*Directions*
Pick out each line of the records that includes the string "object", and copy it.

╭─ Extracted data

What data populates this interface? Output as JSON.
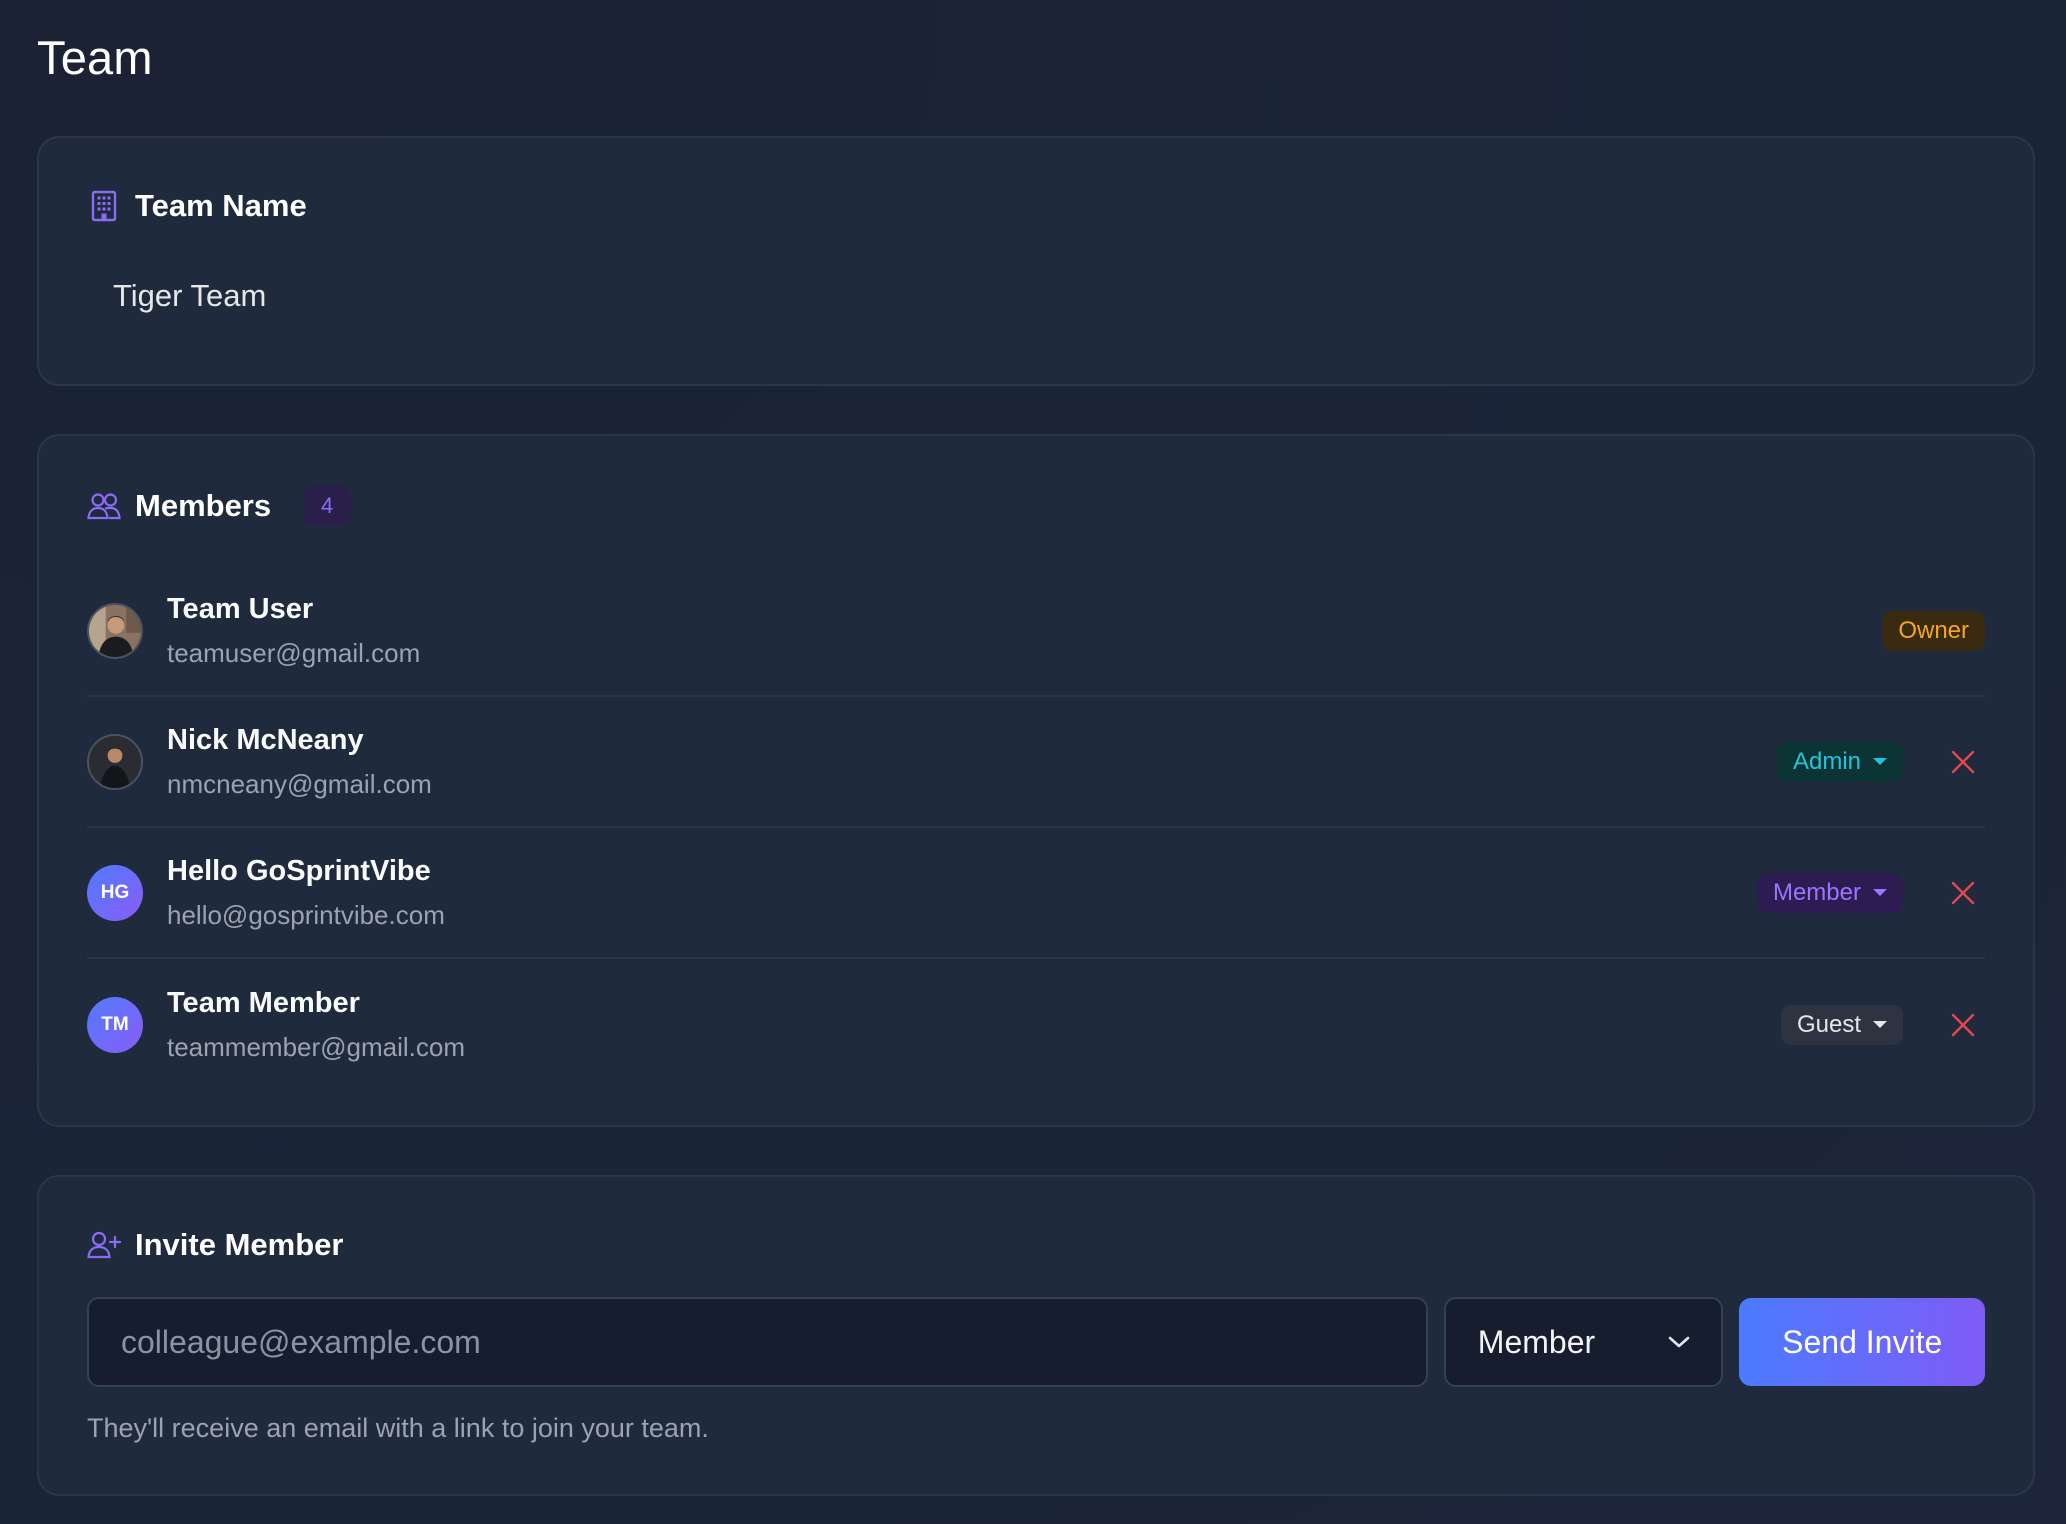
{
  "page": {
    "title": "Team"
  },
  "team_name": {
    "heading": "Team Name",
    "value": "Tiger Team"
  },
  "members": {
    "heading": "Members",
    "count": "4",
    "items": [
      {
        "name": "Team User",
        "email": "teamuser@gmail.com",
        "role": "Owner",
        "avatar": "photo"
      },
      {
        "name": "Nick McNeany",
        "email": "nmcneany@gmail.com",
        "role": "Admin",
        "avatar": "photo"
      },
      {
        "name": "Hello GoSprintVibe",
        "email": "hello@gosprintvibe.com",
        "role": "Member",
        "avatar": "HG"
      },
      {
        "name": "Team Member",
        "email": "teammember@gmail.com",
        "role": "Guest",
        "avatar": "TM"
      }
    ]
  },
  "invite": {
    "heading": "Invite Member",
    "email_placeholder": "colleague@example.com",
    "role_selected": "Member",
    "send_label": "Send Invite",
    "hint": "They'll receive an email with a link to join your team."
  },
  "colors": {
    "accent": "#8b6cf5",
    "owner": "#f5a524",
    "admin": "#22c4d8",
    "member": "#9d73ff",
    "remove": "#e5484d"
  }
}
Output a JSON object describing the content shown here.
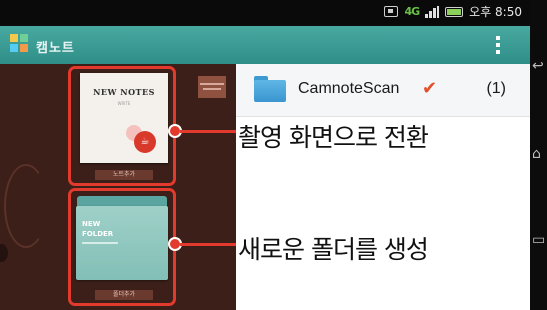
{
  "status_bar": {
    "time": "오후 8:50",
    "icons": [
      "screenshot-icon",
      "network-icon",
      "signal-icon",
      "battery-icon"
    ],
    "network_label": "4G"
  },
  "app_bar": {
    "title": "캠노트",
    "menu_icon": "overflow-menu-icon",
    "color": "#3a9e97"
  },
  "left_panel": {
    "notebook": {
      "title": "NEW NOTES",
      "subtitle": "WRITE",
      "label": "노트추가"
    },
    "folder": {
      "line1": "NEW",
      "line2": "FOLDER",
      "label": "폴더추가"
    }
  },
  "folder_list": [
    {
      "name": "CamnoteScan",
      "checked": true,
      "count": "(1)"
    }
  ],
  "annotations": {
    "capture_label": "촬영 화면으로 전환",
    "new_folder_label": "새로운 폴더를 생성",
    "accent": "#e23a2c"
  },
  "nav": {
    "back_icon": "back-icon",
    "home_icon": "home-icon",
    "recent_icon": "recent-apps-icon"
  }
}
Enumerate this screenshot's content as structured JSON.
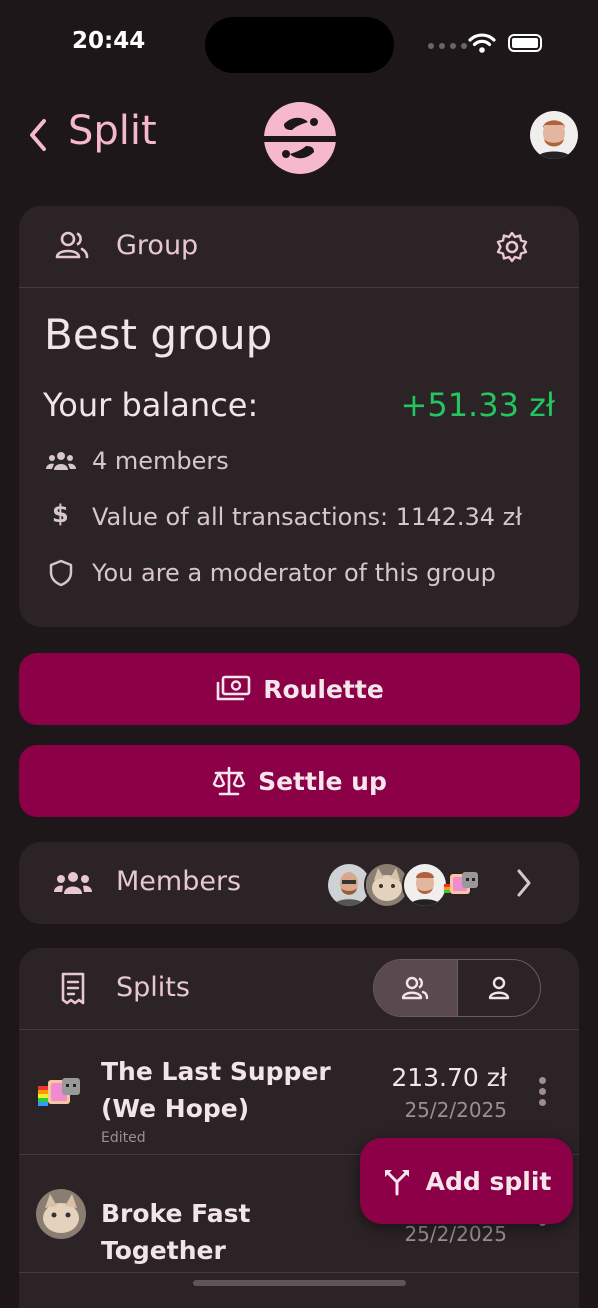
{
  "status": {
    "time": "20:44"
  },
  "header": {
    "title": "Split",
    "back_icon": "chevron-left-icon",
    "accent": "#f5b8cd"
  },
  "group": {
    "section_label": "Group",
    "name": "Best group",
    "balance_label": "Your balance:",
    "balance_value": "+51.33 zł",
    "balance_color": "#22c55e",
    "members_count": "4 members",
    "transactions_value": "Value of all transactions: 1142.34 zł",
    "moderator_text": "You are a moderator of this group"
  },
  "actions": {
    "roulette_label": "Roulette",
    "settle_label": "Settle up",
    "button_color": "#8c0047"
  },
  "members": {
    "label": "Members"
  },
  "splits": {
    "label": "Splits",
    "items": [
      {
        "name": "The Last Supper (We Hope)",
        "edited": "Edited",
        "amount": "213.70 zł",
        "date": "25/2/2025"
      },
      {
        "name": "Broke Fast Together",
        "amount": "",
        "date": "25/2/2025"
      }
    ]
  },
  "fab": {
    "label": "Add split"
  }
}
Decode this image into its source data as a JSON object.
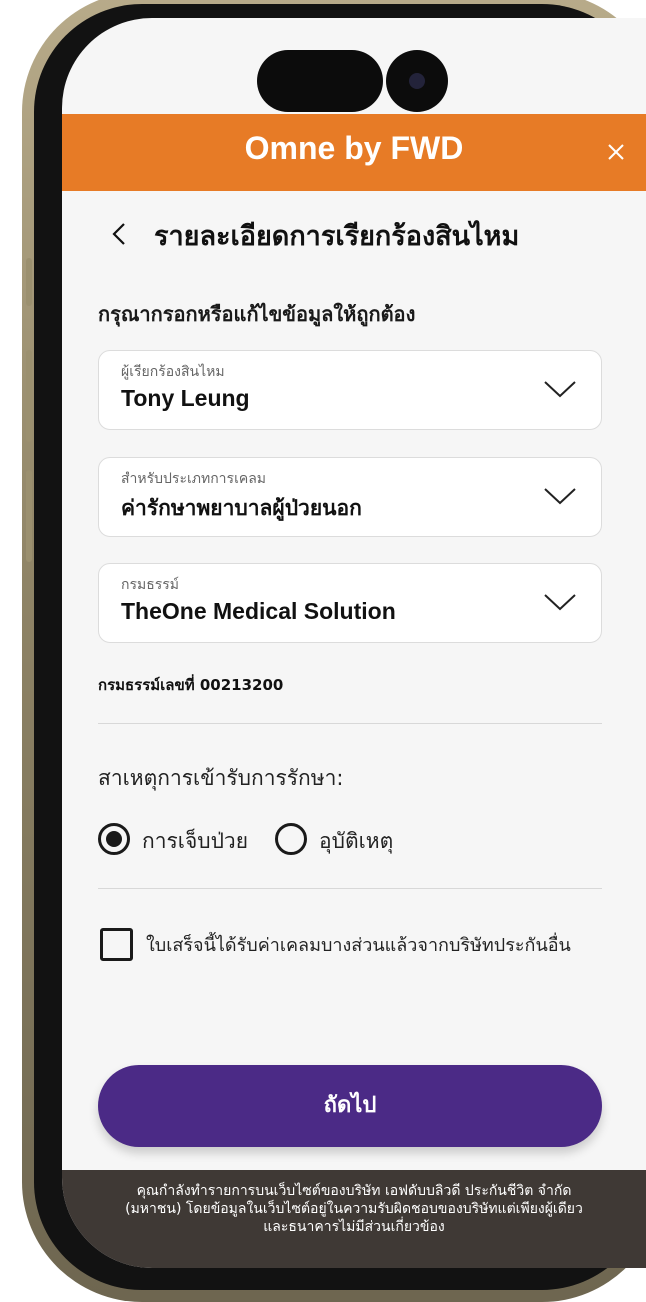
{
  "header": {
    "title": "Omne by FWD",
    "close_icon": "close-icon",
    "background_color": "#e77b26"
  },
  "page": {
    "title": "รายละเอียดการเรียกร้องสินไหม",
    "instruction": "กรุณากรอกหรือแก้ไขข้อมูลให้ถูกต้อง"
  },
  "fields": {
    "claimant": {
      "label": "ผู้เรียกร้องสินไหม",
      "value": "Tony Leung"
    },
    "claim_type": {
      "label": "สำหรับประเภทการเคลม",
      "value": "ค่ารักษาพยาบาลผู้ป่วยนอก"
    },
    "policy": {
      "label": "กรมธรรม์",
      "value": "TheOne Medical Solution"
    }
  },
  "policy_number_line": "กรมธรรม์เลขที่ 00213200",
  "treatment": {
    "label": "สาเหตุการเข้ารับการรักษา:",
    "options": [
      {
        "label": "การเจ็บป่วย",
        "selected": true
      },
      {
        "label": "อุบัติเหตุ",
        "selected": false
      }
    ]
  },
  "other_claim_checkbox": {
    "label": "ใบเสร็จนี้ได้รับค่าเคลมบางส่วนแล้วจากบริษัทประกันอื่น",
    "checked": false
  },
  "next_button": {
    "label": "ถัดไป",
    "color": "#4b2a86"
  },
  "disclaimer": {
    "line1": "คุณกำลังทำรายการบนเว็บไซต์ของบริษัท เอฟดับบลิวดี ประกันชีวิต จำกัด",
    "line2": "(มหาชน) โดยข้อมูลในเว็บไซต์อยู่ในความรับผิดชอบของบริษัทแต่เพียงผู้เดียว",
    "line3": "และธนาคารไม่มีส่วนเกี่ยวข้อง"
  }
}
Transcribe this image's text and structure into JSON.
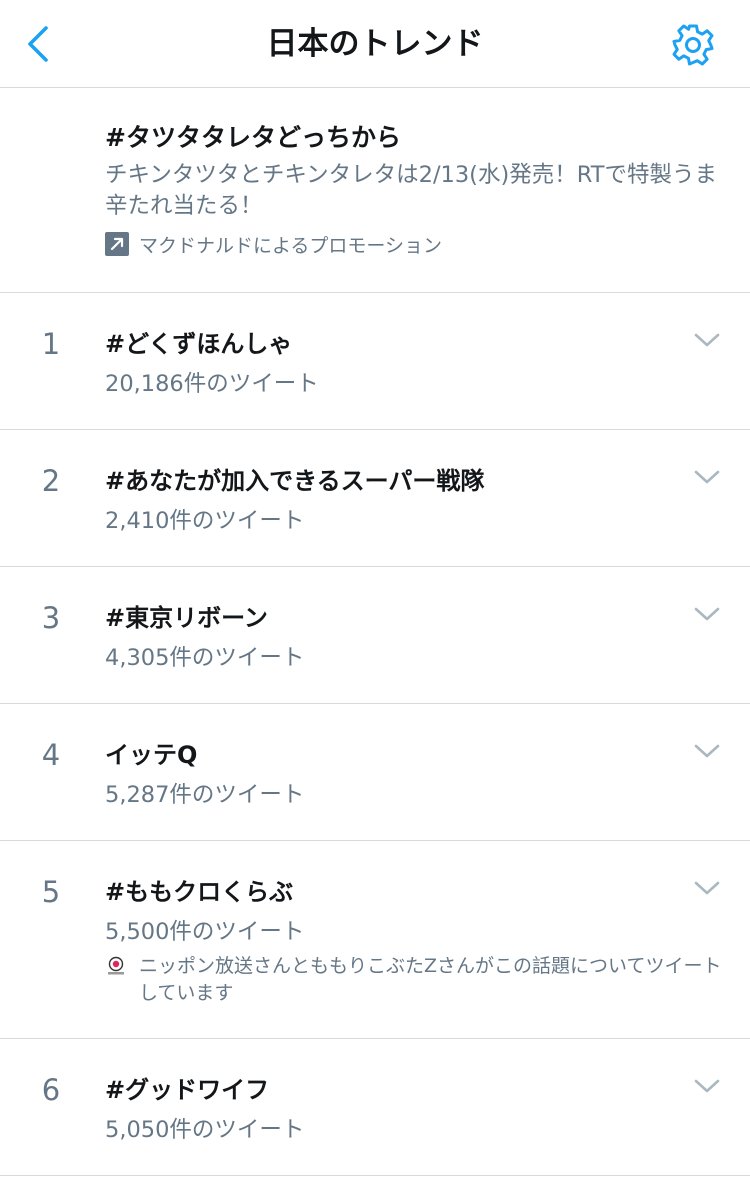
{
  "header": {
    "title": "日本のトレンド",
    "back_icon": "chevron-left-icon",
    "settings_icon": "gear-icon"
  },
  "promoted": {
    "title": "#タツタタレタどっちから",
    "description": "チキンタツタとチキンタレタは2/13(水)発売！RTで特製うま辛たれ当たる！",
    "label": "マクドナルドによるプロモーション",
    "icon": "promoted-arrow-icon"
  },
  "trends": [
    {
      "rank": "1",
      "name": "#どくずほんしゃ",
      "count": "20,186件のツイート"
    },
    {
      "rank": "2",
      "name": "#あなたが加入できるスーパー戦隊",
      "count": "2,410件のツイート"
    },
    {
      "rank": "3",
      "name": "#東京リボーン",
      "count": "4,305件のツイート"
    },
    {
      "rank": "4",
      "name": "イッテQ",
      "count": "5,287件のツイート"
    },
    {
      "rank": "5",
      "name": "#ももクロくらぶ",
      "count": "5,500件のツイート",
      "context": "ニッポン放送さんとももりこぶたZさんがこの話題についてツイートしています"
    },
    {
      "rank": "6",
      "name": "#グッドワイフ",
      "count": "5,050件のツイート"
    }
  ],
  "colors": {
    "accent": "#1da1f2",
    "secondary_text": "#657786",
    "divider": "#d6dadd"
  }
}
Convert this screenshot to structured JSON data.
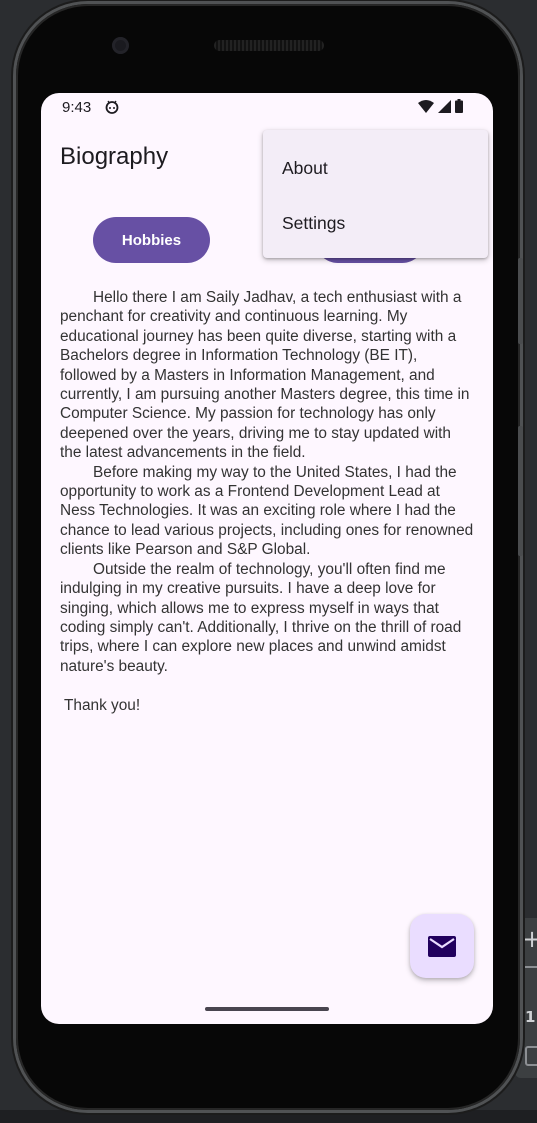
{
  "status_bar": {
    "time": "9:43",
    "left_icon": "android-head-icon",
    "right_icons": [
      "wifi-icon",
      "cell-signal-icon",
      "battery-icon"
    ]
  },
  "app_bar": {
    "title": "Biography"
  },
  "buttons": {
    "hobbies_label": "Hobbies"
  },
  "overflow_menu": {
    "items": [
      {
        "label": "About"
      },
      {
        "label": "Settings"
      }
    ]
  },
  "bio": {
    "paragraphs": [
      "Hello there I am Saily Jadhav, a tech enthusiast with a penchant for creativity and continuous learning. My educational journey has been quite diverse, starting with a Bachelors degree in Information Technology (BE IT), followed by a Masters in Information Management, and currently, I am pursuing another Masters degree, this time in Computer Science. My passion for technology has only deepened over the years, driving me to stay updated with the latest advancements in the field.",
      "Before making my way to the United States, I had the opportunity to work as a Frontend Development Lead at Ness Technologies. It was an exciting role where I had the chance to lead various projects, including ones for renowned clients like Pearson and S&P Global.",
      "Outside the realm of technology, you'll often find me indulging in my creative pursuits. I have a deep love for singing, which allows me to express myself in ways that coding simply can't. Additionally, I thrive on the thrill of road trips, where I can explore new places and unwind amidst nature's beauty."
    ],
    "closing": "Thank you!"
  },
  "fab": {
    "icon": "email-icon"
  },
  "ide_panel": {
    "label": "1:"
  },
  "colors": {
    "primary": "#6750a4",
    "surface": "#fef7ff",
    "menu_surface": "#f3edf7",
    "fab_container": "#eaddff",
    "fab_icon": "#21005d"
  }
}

╰─

*The response*
Output a JSON object describing the content shown here.
Decode this image into its source data as a JSON object.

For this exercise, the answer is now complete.